YOUR TASK - Reproduce the data below word for word, keeping every line unchanged and in its original order.

RECORDS SUPPLIED -
•••

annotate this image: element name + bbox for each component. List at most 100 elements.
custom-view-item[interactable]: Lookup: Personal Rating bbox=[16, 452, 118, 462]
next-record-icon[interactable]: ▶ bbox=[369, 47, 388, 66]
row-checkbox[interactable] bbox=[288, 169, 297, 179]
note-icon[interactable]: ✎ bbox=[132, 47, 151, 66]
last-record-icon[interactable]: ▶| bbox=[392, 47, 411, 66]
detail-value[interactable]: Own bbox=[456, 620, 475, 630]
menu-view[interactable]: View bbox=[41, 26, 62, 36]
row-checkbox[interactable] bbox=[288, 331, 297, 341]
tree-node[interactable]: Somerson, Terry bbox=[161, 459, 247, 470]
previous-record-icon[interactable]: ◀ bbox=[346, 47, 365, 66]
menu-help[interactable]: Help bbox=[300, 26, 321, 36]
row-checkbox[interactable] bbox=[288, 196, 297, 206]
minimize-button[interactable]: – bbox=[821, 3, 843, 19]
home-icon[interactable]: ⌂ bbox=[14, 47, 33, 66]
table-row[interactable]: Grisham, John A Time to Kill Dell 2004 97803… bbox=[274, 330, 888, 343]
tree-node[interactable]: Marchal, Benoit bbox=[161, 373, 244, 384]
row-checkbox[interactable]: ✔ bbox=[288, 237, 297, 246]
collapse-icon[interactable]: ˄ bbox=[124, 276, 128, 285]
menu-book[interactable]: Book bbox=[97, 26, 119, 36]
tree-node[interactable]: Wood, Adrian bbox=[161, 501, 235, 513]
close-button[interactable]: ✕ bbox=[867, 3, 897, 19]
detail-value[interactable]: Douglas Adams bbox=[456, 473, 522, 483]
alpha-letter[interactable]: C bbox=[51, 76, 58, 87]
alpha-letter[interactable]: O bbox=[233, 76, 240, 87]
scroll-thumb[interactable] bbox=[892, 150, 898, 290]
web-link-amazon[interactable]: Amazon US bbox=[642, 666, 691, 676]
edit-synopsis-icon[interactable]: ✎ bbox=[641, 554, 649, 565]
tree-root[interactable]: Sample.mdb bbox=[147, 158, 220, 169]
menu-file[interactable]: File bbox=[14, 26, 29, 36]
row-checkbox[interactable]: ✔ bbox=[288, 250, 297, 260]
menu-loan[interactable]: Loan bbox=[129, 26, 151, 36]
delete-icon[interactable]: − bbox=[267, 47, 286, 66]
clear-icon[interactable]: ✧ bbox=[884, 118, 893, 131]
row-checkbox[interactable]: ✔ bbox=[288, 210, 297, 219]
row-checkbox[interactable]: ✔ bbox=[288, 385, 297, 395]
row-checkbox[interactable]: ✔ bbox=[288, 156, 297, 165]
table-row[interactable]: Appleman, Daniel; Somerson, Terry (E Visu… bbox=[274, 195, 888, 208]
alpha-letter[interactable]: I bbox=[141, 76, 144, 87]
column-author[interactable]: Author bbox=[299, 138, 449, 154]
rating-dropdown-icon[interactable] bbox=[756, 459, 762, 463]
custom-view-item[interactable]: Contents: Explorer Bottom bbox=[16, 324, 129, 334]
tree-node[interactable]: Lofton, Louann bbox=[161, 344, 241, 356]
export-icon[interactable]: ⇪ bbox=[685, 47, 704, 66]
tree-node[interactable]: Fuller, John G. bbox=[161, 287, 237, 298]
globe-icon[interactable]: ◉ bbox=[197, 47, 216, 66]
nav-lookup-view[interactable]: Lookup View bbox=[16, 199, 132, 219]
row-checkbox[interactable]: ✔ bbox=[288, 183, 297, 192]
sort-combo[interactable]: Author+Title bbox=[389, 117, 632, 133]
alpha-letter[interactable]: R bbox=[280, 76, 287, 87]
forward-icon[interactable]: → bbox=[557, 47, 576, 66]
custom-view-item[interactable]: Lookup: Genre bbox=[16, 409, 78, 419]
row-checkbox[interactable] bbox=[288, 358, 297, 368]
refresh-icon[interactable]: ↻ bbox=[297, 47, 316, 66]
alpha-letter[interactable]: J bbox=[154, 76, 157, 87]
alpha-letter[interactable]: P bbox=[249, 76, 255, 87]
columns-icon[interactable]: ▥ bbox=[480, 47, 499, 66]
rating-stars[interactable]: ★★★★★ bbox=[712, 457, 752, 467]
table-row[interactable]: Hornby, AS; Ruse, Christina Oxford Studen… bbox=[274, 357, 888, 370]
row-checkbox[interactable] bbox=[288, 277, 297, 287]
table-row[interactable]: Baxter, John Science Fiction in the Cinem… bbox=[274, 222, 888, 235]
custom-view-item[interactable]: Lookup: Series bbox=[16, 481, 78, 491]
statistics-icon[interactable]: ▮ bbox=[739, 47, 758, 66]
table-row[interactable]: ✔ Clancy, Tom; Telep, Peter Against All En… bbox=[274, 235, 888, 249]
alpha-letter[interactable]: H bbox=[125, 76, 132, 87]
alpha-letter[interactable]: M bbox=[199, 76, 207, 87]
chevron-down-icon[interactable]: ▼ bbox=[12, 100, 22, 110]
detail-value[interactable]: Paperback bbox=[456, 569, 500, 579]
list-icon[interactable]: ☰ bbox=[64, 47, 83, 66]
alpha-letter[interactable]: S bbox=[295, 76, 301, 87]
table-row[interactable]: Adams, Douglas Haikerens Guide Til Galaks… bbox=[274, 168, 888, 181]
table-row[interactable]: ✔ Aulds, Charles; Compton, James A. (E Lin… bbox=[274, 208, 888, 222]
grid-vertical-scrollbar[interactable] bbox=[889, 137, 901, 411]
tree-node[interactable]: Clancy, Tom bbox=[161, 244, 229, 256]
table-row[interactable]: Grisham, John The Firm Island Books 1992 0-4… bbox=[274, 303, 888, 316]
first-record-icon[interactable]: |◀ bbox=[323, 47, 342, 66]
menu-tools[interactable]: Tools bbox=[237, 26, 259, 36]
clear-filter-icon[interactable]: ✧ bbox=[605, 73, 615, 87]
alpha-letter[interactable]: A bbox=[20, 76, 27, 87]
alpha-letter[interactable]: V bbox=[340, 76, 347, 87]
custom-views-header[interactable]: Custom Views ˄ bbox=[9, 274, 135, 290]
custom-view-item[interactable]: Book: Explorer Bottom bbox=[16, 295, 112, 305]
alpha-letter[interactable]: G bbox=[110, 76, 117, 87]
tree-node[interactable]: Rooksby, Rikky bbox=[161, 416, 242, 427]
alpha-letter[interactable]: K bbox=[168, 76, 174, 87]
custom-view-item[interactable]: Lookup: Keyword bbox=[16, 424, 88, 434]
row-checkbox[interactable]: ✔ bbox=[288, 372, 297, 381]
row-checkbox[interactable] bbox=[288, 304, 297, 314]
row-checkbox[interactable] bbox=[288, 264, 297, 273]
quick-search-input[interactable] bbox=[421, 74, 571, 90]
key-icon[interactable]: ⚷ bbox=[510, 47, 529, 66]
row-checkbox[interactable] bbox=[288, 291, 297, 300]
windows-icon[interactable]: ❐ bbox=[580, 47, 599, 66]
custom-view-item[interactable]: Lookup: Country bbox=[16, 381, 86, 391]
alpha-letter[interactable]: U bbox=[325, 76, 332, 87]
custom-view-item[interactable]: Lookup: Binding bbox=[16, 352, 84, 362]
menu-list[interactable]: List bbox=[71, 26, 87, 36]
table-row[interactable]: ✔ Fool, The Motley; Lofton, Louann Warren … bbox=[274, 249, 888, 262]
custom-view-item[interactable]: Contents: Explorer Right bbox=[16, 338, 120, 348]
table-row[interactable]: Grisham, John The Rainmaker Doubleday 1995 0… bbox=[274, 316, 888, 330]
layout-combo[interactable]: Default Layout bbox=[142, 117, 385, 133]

•••

RESULT OF THIS TASK -
annotate this image: element name + bbox for each component. List at most 100 elements.
custom-view-item[interactable]: Lookup: Personal Rating bbox=[16, 452, 118, 462]
next-record-icon[interactable]: ▶ bbox=[369, 47, 388, 66]
row-checkbox[interactable] bbox=[288, 169, 297, 179]
note-icon[interactable]: ✎ bbox=[132, 47, 151, 66]
last-record-icon[interactable]: ▶| bbox=[392, 47, 411, 66]
detail-value[interactable]: Own bbox=[456, 620, 475, 630]
menu-view[interactable]: View bbox=[41, 26, 62, 36]
row-checkbox[interactable] bbox=[288, 331, 297, 341]
tree-node[interactable]: Somerson, Terry bbox=[161, 459, 247, 470]
previous-record-icon[interactable]: ◀ bbox=[346, 47, 365, 66]
menu-help[interactable]: Help bbox=[300, 26, 321, 36]
row-checkbox[interactable] bbox=[288, 196, 297, 206]
minimize-button[interactable]: – bbox=[821, 3, 843, 19]
home-icon[interactable]: ⌂ bbox=[14, 47, 33, 66]
table-row[interactable]: Grisham, John A Time to Kill Dell 2004 97803… bbox=[274, 330, 888, 343]
tree-node[interactable]: Marchal, Benoit bbox=[161, 373, 244, 384]
row-checkbox[interactable]: ✔ bbox=[288, 237, 297, 246]
collapse-icon[interactable]: ˄ bbox=[124, 276, 128, 285]
menu-book[interactable]: Book bbox=[97, 26, 119, 36]
tree-node[interactable]: Wood, Adrian bbox=[161, 501, 235, 513]
close-button[interactable]: ✕ bbox=[867, 3, 897, 19]
detail-value[interactable]: Douglas Adams bbox=[456, 473, 522, 483]
alpha-letter[interactable]: C bbox=[51, 76, 58, 87]
alpha-letter[interactable]: O bbox=[233, 76, 240, 87]
scroll-thumb[interactable] bbox=[892, 150, 898, 290]
web-link-amazon[interactable]: Amazon US bbox=[642, 666, 691, 676]
edit-synopsis-icon[interactable]: ✎ bbox=[641, 554, 649, 565]
tree-root[interactable]: Sample.mdb bbox=[147, 158, 220, 169]
menu-file[interactable]: File bbox=[14, 26, 29, 36]
row-checkbox[interactable]: ✔ bbox=[288, 250, 297, 260]
menu-loan[interactable]: Loan bbox=[129, 26, 151, 36]
delete-icon[interactable]: − bbox=[267, 47, 286, 66]
clear-icon[interactable]: ✧ bbox=[884, 118, 893, 131]
row-checkbox[interactable]: ✔ bbox=[288, 210, 297, 219]
row-checkbox[interactable]: ✔ bbox=[288, 385, 297, 395]
row-checkbox[interactable]: ✔ bbox=[288, 156, 297, 165]
table-row[interactable]: Appleman, Daniel; Somerson, Terry (E Visu… bbox=[274, 195, 888, 208]
alpha-letter[interactable]: I bbox=[141, 76, 144, 87]
column-author[interactable]: Author bbox=[299, 138, 449, 154]
rating-dropdown-icon[interactable] bbox=[756, 459, 762, 463]
custom-view-item[interactable]: Contents: Explorer Bottom bbox=[16, 324, 129, 334]
tree-node[interactable]: Lofton, Louann bbox=[161, 344, 241, 356]
export-icon[interactable]: ⇪ bbox=[685, 47, 704, 66]
tree-node[interactable]: Fuller, John G. bbox=[161, 287, 237, 298]
globe-icon[interactable]: ◉ bbox=[197, 47, 216, 66]
nav-lookup-view[interactable]: Lookup View bbox=[16, 199, 132, 219]
row-checkbox[interactable]: ✔ bbox=[288, 183, 297, 192]
sort-combo[interactable]: Author+Title bbox=[389, 117, 632, 133]
alpha-letter[interactable]: R bbox=[280, 76, 287, 87]
forward-icon[interactable]: → bbox=[557, 47, 576, 66]
custom-view-item[interactable]: Lookup: Genre bbox=[16, 409, 78, 419]
row-checkbox[interactable] bbox=[288, 358, 297, 368]
refresh-icon[interactable]: ↻ bbox=[297, 47, 316, 66]
alpha-letter[interactable]: J bbox=[154, 76, 157, 87]
alpha-letter[interactable]: P bbox=[249, 76, 255, 87]
columns-icon[interactable]: ▥ bbox=[480, 47, 499, 66]
rating-stars[interactable]: ★★★★★ bbox=[712, 457, 752, 467]
table-row[interactable]: Hornby, AS; Ruse, Christina Oxford Studen… bbox=[274, 357, 888, 370]
row-checkbox[interactable] bbox=[288, 277, 297, 287]
table-row[interactable]: Baxter, John Science Fiction in the Cinem… bbox=[274, 222, 888, 235]
custom-view-item[interactable]: Lookup: Series bbox=[16, 481, 78, 491]
statistics-icon[interactable]: ▮ bbox=[739, 47, 758, 66]
table-row[interactable]: ✔ Clancy, Tom; Telep, Peter Against All En… bbox=[274, 235, 888, 249]
alpha-letter[interactable]: H bbox=[125, 76, 132, 87]
alpha-letter[interactable]: M bbox=[199, 76, 207, 87]
chevron-down-icon[interactable]: ▼ bbox=[12, 100, 22, 110]
detail-value[interactable]: Paperback bbox=[456, 569, 500, 579]
list-icon[interactable]: ☰ bbox=[64, 47, 83, 66]
alpha-letter[interactable]: S bbox=[295, 76, 301, 87]
table-row[interactable]: Adams, Douglas Haikerens Guide Til Galaks… bbox=[274, 168, 888, 181]
table-row[interactable]: ✔ Aulds, Charles; Compton, James A. (E Lin… bbox=[274, 208, 888, 222]
grid-vertical-scrollbar[interactable] bbox=[889, 137, 901, 411]
tree-node[interactable]: Clancy, Tom bbox=[161, 244, 229, 256]
table-row[interactable]: Grisham, John The Firm Island Books 1992 0-4… bbox=[274, 303, 888, 316]
first-record-icon[interactable]: |◀ bbox=[323, 47, 342, 66]
menu-tools[interactable]: Tools bbox=[237, 26, 259, 36]
clear-filter-icon[interactable]: ✧ bbox=[605, 73, 615, 87]
alpha-letter[interactable]: A bbox=[20, 76, 27, 87]
alpha-letter[interactable]: V bbox=[340, 76, 347, 87]
custom-views-header[interactable]: Custom Views ˄ bbox=[9, 274, 135, 290]
custom-view-item[interactable]: Book: Explorer Bottom bbox=[16, 295, 112, 305]
alpha-letter[interactable]: G bbox=[110, 76, 117, 87]
tree-node[interactable]: Rooksby, Rikky bbox=[161, 416, 242, 427]
alpha-letter[interactable]: K bbox=[168, 76, 174, 87]
custom-view-item[interactable]: Lookup: Keyword bbox=[16, 424, 88, 434]
row-checkbox[interactable]: ✔ bbox=[288, 372, 297, 381]
row-checkbox[interactable] bbox=[288, 304, 297, 314]
row-checkbox[interactable] bbox=[288, 264, 297, 273]
quick-search-input[interactable] bbox=[421, 74, 571, 90]
key-icon[interactable]: ⚷ bbox=[510, 47, 529, 66]
row-checkbox[interactable] bbox=[288, 291, 297, 300]
windows-icon[interactable]: ❐ bbox=[580, 47, 599, 66]
custom-view-item[interactable]: Lookup: Country bbox=[16, 381, 86, 391]
alpha-letter[interactable]: U bbox=[325, 76, 332, 87]
custom-view-item[interactable]: Lookup: Binding bbox=[16, 352, 84, 362]
menu-list[interactable]: List bbox=[71, 26, 87, 36]
table-row[interactable]: ✔ Fool, The Motley; Lofton, Louann Warren … bbox=[274, 249, 888, 262]
custom-view-item[interactable]: Contents: Explorer Right bbox=[16, 338, 120, 348]
table-row[interactable]: Grisham, John The Rainmaker Doubleday 1995 0… bbox=[274, 316, 888, 330]
layout-combo[interactable]: Default Layout bbox=[142, 117, 385, 133]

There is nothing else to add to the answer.